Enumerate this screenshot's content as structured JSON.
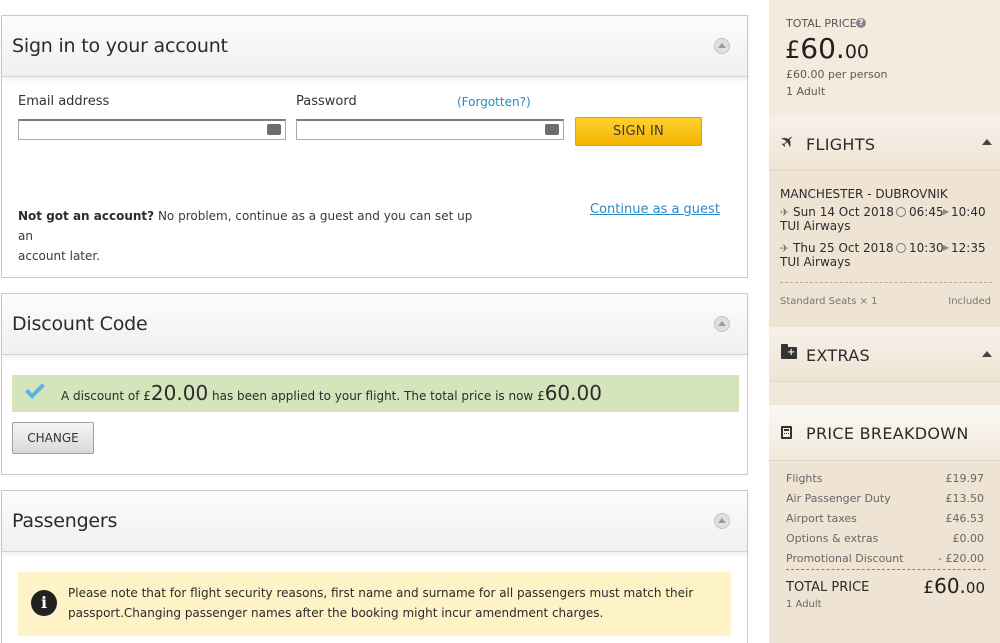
{
  "signin": {
    "title": "Sign in to your account",
    "email_label": "Email address",
    "email_value": "",
    "password_label": "Password",
    "password_value": "",
    "forgotten_link": "(Forgotten?)",
    "signin_button": "SIGN IN",
    "no_account_bold": "Not got an account?",
    "no_account_text": " No problem, continue as a guest and you can set up an",
    "no_account_text2": "account later.",
    "guest_link": "Continue as a guest"
  },
  "discount": {
    "title": "Discount Code",
    "msg_pre": "A discount of ",
    "currency1": "£",
    "amount": "20.00",
    "msg_mid": " has been applied to your flight. The total price is now ",
    "currency2": "£",
    "new_total": "60.00",
    "change_button": "CHANGE",
    "colors": {
      "success_bg": "#d4e4bb",
      "check": "#5bb1e0"
    }
  },
  "passengers": {
    "title": "Passengers",
    "notice_line1": "Please note that for flight security reasons, first name and surname for all passengers must match their",
    "notice_line2": "passport.Changing passenger names after the booking might incur amendment charges.",
    "notice_icon": "info-icon",
    "colors": {
      "notice_bg": "#fdf3c6"
    }
  },
  "sidebar": {
    "total_label": "TOTAL PRICE",
    "help_icon": "question-icon",
    "total_currency": "£",
    "total_int": "60.",
    "total_dec": "00",
    "per_person": "£60.00 per person",
    "adults": "1 Adult",
    "flights": {
      "title": "FLIGHTS",
      "icon": "plane-icon",
      "route": "MANCHESTER - DUBROVNIK",
      "legs": [
        {
          "date": "Sun 14 Oct 2018",
          "depart": "06:45",
          "arrive": "10:40",
          "airline": "TUI Airways"
        },
        {
          "date": "Thu 25 Oct 2018",
          "depart": "10:30",
          "arrive": "12:35",
          "airline": "TUI Airways"
        }
      ],
      "seats_label": "Standard Seats × 1",
      "seats_value": "Included"
    },
    "extras": {
      "title": "EXTRAS",
      "icon": "folder-plus-icon"
    },
    "breakdown": {
      "title": "PRICE BREAKDOWN",
      "icon": "calculator-icon",
      "rows": [
        {
          "label": "Flights",
          "value": "£19.97"
        },
        {
          "label": "Air Passenger Duty",
          "value": "£13.50"
        },
        {
          "label": "Airport taxes",
          "value": "£46.53"
        },
        {
          "label": "Options & extras",
          "value": "£0.00"
        },
        {
          "label": "Promotional Discount",
          "value": "- £20.00"
        }
      ],
      "total_label": "TOTAL PRICE",
      "total_currency": "£",
      "total_int": "60.",
      "total_dec": "00",
      "total_sub": "1 Adult"
    },
    "colors": {
      "bg": "#f2e8da",
      "accent": "#f5b400"
    }
  }
}
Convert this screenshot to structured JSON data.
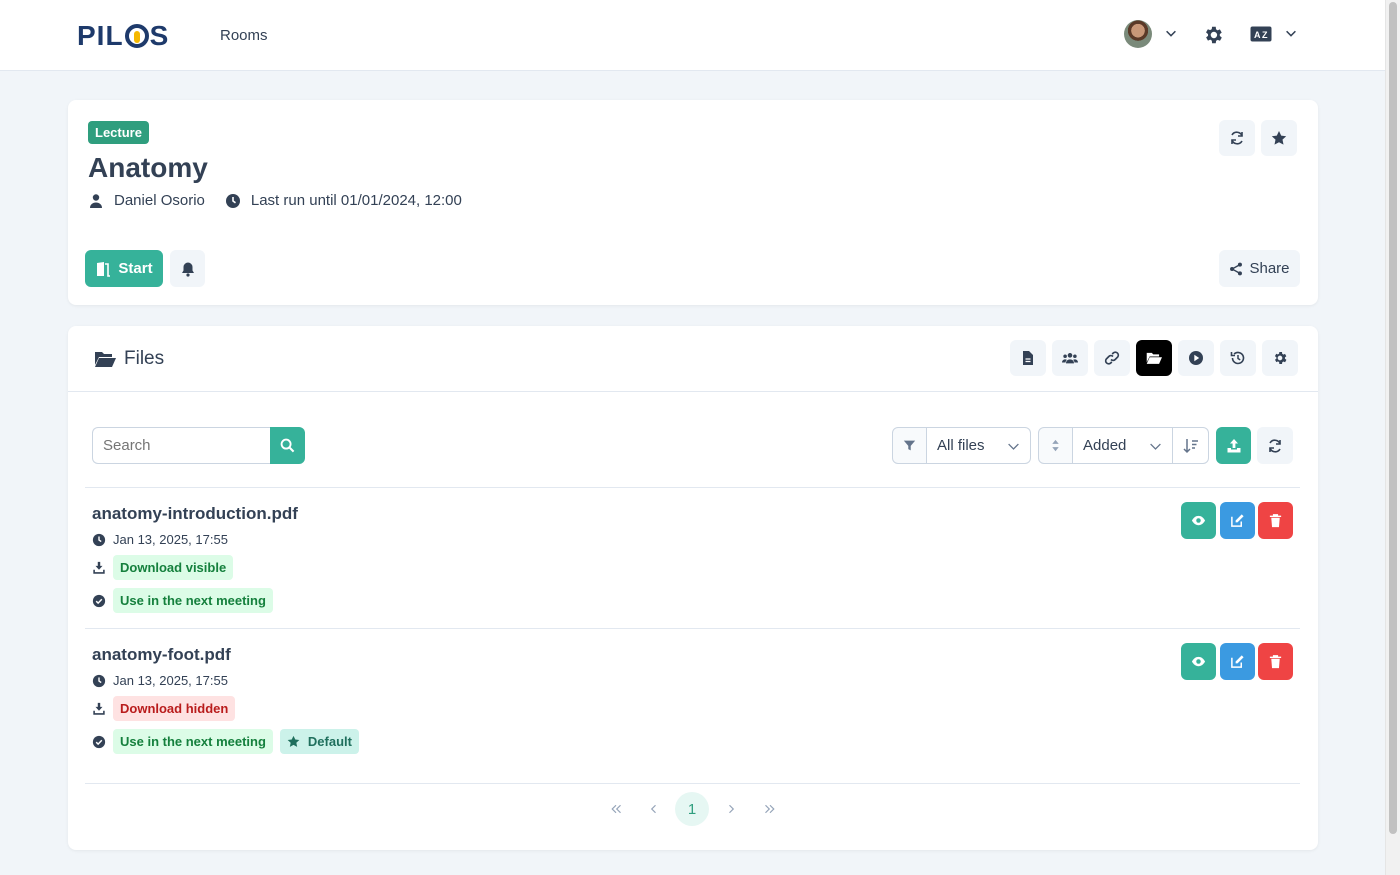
{
  "navbar": {
    "logo": "PILOS",
    "rooms_link": "Rooms"
  },
  "room": {
    "badge": "Lecture",
    "title": "Anatomy",
    "owner": "Daniel Osorio",
    "last_run": "Last run until 01/01/2024, 12:00",
    "start_label": "Start",
    "share_label": "Share"
  },
  "files": {
    "title": "Files",
    "search_placeholder": "Search",
    "filter_value": "All files",
    "sort_value": "Added",
    "items": [
      {
        "name": "anatomy-introduction.pdf",
        "date": "Jan 13, 2025, 17:55",
        "download_tag": "Download visible",
        "use_tag": "Use in the next meeting",
        "default_tag": ""
      },
      {
        "name": "anatomy-foot.pdf",
        "date": "Jan 13, 2025, 17:55",
        "download_tag": "Download hidden",
        "use_tag": "Use in the next meeting",
        "default_tag": "Default"
      }
    ]
  },
  "pagination": {
    "current_page": "1"
  },
  "colors": {
    "primary": "#36b29a",
    "badge": "#2f9e7e",
    "edit": "#3b9ae1",
    "delete": "#ef4444"
  },
  "icons": [
    "user-icon",
    "clock-icon",
    "refresh-icon",
    "star-icon",
    "door-icon",
    "bell-icon",
    "share-icon",
    "folder-open-icon",
    "file-icon",
    "users-icon",
    "link-icon",
    "play-icon",
    "history-icon",
    "gear-icon",
    "search-icon",
    "filter-icon",
    "sort-icon",
    "sort-desc-icon",
    "upload-icon",
    "eye-icon",
    "edit-icon",
    "trash-icon",
    "download-icon",
    "check-circle-icon"
  ]
}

****************************************

Quote all of the entries word for word, omitting any pictures.

Solution to this problem:
Enumerate this screenshot's content as structured JSON.
{
  "signin": {
    "title": "Sign in to your account",
    "email_label": "Email address",
    "email_value": "",
    "password_label": "Password",
    "password_value": "",
    "forgotten_link": "(Forgotten?)",
    "signin_button": "SIGN IN",
    "no_account_bold": "Not got an account?",
    "no_account_text": " No problem, continue as a guest and you can set up an",
    "no_account_text2": "account later.",
    "guest_link": "Continue as a guest"
  },
  "discount": {
    "title": "Discount Code",
    "msg_pre": "A discount of ",
    "currency1": "£",
    "amount": "20.00",
    "msg_mid": " has been applied to your flight. The total price is now ",
    "currency2": "£",
    "new_total": "60.00",
    "change_button": "CHANGE",
    "colors": {
      "success_bg": "#d4e4bb",
      "check": "#5bb1e0"
    }
  },
  "passengers": {
    "title": "Passengers",
    "notice_line1": "Please note that for flight security reasons, first name and surname for all passengers must match their",
    "notice_line2": "passport.Changing passenger names after the booking might incur amendment charges.",
    "notice_icon": "info-icon",
    "colors": {
      "notice_bg": "#fdf3c6"
    }
  },
  "sidebar": {
    "total_label": "TOTAL PRICE",
    "help_icon": "question-icon",
    "total_currency": "£",
    "total_int": "60.",
    "total_dec": "00",
    "per_person": "£60.00 per person",
    "adults": "1 Adult",
    "flights": {
      "title": "FLIGHTS",
      "icon": "plane-icon",
      "route": "MANCHESTER - DUBROVNIK",
      "legs": [
        {
          "date": "Sun 14 Oct 2018",
          "depart": "06:45",
          "arrive": "10:40",
          "airline": "TUI Airways"
        },
        {
          "date": "Thu 25 Oct 2018",
          "depart": "10:30",
          "arrive": "12:35",
          "airline": "TUI Airways"
        }
      ],
      "seats_label": "Standard Seats × 1",
      "seats_value": "Included"
    },
    "extras": {
      "title": "EXTRAS",
      "icon": "folder-plus-icon"
    },
    "breakdown": {
      "title": "PRICE BREAKDOWN",
      "icon": "calculator-icon",
      "rows": [
        {
          "label": "Flights",
          "value": "£19.97"
        },
        {
          "label": "Air Passenger Duty",
          "value": "£13.50"
        },
        {
          "label": "Airport taxes",
          "value": "£46.53"
        },
        {
          "label": "Options & extras",
          "value": "£0.00"
        },
        {
          "label": "Promotional Discount",
          "value": "- £20.00"
        }
      ],
      "total_label": "TOTAL PRICE",
      "total_currency": "£",
      "total_int": "60.",
      "total_dec": "00",
      "total_sub": "1 Adult"
    },
    "colors": {
      "bg": "#f2e8da",
      "accent": "#f5b400"
    }
  }
}
Convert this screenshot to structured JSON data.
{
  "navbar": {
    "logo": "PILOS",
    "rooms_link": "Rooms"
  },
  "room": {
    "badge": "Lecture",
    "title": "Anatomy",
    "owner": "Daniel Osorio",
    "last_run": "Last run until 01/01/2024, 12:00",
    "start_label": "Start",
    "share_label": "Share"
  },
  "files": {
    "title": "Files",
    "search_placeholder": "Search",
    "filter_value": "All files",
    "sort_value": "Added",
    "items": [
      {
        "name": "anatomy-introduction.pdf",
        "date": "Jan 13, 2025, 17:55",
        "download_tag": "Download visible",
        "use_tag": "Use in the next meeting",
        "default_tag": ""
      },
      {
        "name": "anatomy-foot.pdf",
        "date": "Jan 13, 2025, 17:55",
        "download_tag": "Download hidden",
        "use_tag": "Use in the next meeting",
        "default_tag": "Default"
      }
    ]
  },
  "pagination": {
    "current_page": "1"
  },
  "colors": {
    "primary": "#36b29a",
    "badge": "#2f9e7e",
    "edit": "#3b9ae1",
    "delete": "#ef4444"
  },
  "icons": [
    "user-icon",
    "clock-icon",
    "refresh-icon",
    "star-icon",
    "door-icon",
    "bell-icon",
    "share-icon",
    "folder-open-icon",
    "file-icon",
    "users-icon",
    "link-icon",
    "play-icon",
    "history-icon",
    "gear-icon",
    "search-icon",
    "filter-icon",
    "sort-icon",
    "sort-desc-icon",
    "upload-icon",
    "eye-icon",
    "edit-icon",
    "trash-icon",
    "download-icon",
    "check-circle-icon"
  ]
}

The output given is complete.